» **Exercise material**:

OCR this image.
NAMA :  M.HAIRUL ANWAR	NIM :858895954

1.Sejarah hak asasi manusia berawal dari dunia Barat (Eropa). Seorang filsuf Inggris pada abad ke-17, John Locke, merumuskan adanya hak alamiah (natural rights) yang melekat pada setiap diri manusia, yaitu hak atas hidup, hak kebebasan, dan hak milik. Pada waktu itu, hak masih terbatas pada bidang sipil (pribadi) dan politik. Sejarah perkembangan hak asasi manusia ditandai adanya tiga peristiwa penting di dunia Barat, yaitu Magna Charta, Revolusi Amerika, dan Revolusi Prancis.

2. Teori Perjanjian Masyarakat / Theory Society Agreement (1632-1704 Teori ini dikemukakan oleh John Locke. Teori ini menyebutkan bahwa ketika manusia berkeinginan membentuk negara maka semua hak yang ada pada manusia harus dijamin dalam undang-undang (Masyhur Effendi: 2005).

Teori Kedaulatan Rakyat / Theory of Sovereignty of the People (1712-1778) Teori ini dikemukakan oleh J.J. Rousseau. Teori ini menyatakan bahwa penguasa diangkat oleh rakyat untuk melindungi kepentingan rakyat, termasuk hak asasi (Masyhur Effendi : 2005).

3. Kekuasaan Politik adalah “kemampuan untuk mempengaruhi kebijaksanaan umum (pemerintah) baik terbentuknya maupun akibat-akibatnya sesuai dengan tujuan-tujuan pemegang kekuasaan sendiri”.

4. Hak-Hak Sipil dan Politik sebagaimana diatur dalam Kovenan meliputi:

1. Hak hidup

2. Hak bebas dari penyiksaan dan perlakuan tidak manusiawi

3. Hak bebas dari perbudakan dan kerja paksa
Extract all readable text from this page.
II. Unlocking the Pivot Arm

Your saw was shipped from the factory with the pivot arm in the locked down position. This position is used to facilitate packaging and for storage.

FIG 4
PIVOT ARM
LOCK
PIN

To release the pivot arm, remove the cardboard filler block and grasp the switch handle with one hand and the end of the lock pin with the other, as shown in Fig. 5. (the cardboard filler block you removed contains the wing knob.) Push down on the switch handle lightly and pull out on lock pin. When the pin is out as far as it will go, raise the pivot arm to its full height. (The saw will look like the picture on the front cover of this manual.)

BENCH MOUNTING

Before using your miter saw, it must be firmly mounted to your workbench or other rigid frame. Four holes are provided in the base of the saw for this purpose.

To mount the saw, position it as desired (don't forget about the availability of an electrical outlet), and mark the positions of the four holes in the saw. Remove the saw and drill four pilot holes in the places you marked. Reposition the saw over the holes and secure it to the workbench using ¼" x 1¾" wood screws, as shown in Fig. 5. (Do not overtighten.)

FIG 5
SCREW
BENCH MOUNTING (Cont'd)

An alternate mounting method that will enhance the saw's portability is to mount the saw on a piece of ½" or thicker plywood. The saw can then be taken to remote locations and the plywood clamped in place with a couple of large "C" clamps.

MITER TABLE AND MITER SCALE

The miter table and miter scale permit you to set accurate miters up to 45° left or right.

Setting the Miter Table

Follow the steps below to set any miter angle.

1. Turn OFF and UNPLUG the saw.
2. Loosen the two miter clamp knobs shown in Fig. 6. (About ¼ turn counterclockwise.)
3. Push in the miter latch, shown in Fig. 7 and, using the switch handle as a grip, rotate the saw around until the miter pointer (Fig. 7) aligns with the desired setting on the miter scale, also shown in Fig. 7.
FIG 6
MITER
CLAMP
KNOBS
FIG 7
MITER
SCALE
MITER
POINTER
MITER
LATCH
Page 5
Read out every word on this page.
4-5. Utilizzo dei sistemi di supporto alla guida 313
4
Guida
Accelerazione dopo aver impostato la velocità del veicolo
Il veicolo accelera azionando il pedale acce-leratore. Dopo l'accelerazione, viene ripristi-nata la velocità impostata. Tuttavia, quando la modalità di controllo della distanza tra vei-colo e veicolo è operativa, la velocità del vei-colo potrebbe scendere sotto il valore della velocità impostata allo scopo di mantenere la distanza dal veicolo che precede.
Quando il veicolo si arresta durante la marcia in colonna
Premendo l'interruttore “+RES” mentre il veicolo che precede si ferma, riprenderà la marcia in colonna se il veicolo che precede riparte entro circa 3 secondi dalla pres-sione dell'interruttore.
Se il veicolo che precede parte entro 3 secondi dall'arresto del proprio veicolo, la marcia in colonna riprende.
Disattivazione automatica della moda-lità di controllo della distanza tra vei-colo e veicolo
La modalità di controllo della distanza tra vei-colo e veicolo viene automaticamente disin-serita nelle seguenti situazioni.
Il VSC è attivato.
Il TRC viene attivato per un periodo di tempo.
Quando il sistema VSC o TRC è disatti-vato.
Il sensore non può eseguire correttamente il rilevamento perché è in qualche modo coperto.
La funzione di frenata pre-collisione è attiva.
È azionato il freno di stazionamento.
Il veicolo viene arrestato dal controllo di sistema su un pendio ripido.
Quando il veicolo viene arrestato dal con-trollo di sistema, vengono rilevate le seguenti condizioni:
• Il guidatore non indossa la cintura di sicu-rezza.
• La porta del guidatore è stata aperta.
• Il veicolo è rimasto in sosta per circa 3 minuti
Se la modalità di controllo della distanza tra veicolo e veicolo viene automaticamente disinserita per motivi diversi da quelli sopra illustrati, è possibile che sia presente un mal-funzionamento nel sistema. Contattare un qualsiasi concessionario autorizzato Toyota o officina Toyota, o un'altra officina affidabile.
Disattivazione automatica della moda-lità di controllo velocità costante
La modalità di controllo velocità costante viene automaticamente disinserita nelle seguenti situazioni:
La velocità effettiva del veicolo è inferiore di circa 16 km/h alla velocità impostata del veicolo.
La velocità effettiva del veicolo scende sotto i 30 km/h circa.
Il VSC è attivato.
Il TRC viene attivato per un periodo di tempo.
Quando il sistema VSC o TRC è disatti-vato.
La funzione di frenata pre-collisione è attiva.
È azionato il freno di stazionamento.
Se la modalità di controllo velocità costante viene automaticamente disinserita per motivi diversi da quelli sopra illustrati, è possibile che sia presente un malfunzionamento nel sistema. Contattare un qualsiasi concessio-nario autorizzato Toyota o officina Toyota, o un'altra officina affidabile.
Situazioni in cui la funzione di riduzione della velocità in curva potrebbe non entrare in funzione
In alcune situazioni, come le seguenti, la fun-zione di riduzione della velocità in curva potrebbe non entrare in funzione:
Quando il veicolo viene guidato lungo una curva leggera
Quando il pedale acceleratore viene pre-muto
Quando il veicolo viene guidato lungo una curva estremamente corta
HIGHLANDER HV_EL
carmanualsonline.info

» **Problem requirements**:
Pick out every line of the listing containing the word "riduzione", and show those lines.

» **Response below**:
Situazioni in cui la funzione di riduzione della velocità in curva potrebbe non entrare in funzione
In alcune situazioni, come le seguenti, la fun-zione di riduzione della velocità in curva potrebbe non entrare in funzione:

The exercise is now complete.